→ Given instruction
Copy the entry below line for line without any changes, but leave out the picture.

— begin Record set —

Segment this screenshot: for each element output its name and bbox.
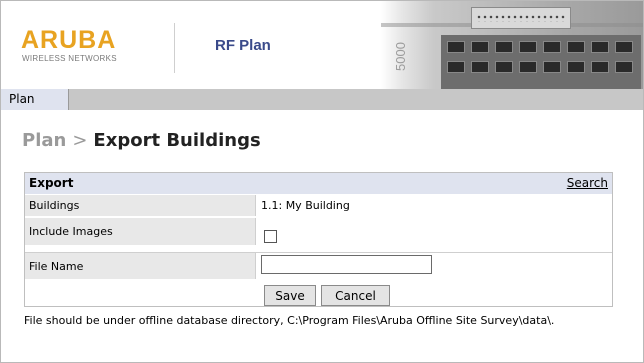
directory-note: File should be under offline database di… <box>24 314 555 327</box>
buildings-row: Buildings 1.1: My Building <box>25 195 612 216</box>
buildings-value: 1.1: My Building <box>261 199 350 212</box>
breadcrumb-parent[interactable]: Plan <box>22 130 66 151</box>
device-chip <box>471 7 571 29</box>
header-divider <box>174 23 175 73</box>
app-title: RF Plan <box>215 37 271 54</box>
file-name-input[interactable] <box>261 255 432 274</box>
logo-wordmark: ARUBA <box>21 26 117 54</box>
nav-tabbar: Plan <box>1 89 643 110</box>
export-panel-header: Export Search <box>25 173 612 194</box>
cancel-button[interactable]: Cancel <box>321 285 390 306</box>
include-images-checkbox[interactable] <box>264 230 277 243</box>
tab-plan[interactable]: Plan <box>1 89 69 110</box>
controller-device-image: 5000 <box>381 1 643 89</box>
device-port-grid <box>441 35 641 89</box>
breadcrumb-separator: > <box>72 130 88 151</box>
buildings-label: Buildings <box>25 195 256 216</box>
app-header: ARUBA WIRELESS NETWORKS RF Plan 5000 <box>1 1 643 89</box>
include-images-row: Include Images <box>25 217 612 245</box>
logo-tagline: WIRELESS NETWORKS <box>22 54 117 63</box>
export-panel-title: Export <box>29 176 74 190</box>
page-title: Export Buildings <box>93 130 261 151</box>
export-panel: Export Search Buildings 1.1: My Building… <box>24 172 613 307</box>
include-images-label: Include Images <box>25 218 256 245</box>
save-button[interactable]: Save <box>264 285 316 306</box>
aruba-logo: ARUBA WIRELESS NETWORKS <box>21 28 166 68</box>
search-link[interactable]: Search <box>567 176 608 190</box>
breadcrumb: Plan > Export Buildings <box>22 130 261 151</box>
device-model-label: 5000 <box>393 42 408 71</box>
file-name-label: File Name <box>25 253 256 279</box>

— end Record set —

→ Finished task
Segment this screenshot: for each element output its name and bbox.
directory-note: File should be under offline database di… <box>24 314 555 327</box>
buildings-row: Buildings 1.1: My Building <box>25 195 612 216</box>
buildings-value: 1.1: My Building <box>261 199 350 212</box>
breadcrumb-parent[interactable]: Plan <box>22 130 66 151</box>
device-chip <box>471 7 571 29</box>
header-divider <box>174 23 175 73</box>
app-title: RF Plan <box>215 37 271 54</box>
file-name-input[interactable] <box>261 255 432 274</box>
logo-wordmark: ARUBA <box>21 26 117 54</box>
nav-tabbar: Plan <box>1 89 643 110</box>
export-panel-header: Export Search <box>25 173 612 194</box>
cancel-button[interactable]: Cancel <box>321 285 390 306</box>
include-images-checkbox[interactable] <box>264 230 277 243</box>
tab-plan[interactable]: Plan <box>1 89 69 110</box>
controller-device-image: 5000 <box>381 1 643 89</box>
device-port-grid <box>441 35 641 89</box>
breadcrumb-separator: > <box>72 130 88 151</box>
buildings-label: Buildings <box>25 195 256 216</box>
app-header: ARUBA WIRELESS NETWORKS RF Plan 5000 <box>1 1 643 89</box>
include-images-row: Include Images <box>25 217 612 245</box>
logo-tagline: WIRELESS NETWORKS <box>22 54 117 63</box>
export-panel-title: Export <box>29 176 74 190</box>
page-title: Export Buildings <box>93 130 261 151</box>
export-panel: Export Search Buildings 1.1: My Building… <box>24 172 613 307</box>
include-images-label: Include Images <box>25 218 256 245</box>
save-button[interactable]: Save <box>264 285 316 306</box>
aruba-logo: ARUBA WIRELESS NETWORKS <box>21 28 166 68</box>
search-link[interactable]: Search <box>567 176 608 190</box>
breadcrumb: Plan > Export Buildings <box>22 130 261 151</box>
device-model-label: 5000 <box>393 42 408 71</box>
file-name-label: File Name <box>25 253 256 279</box>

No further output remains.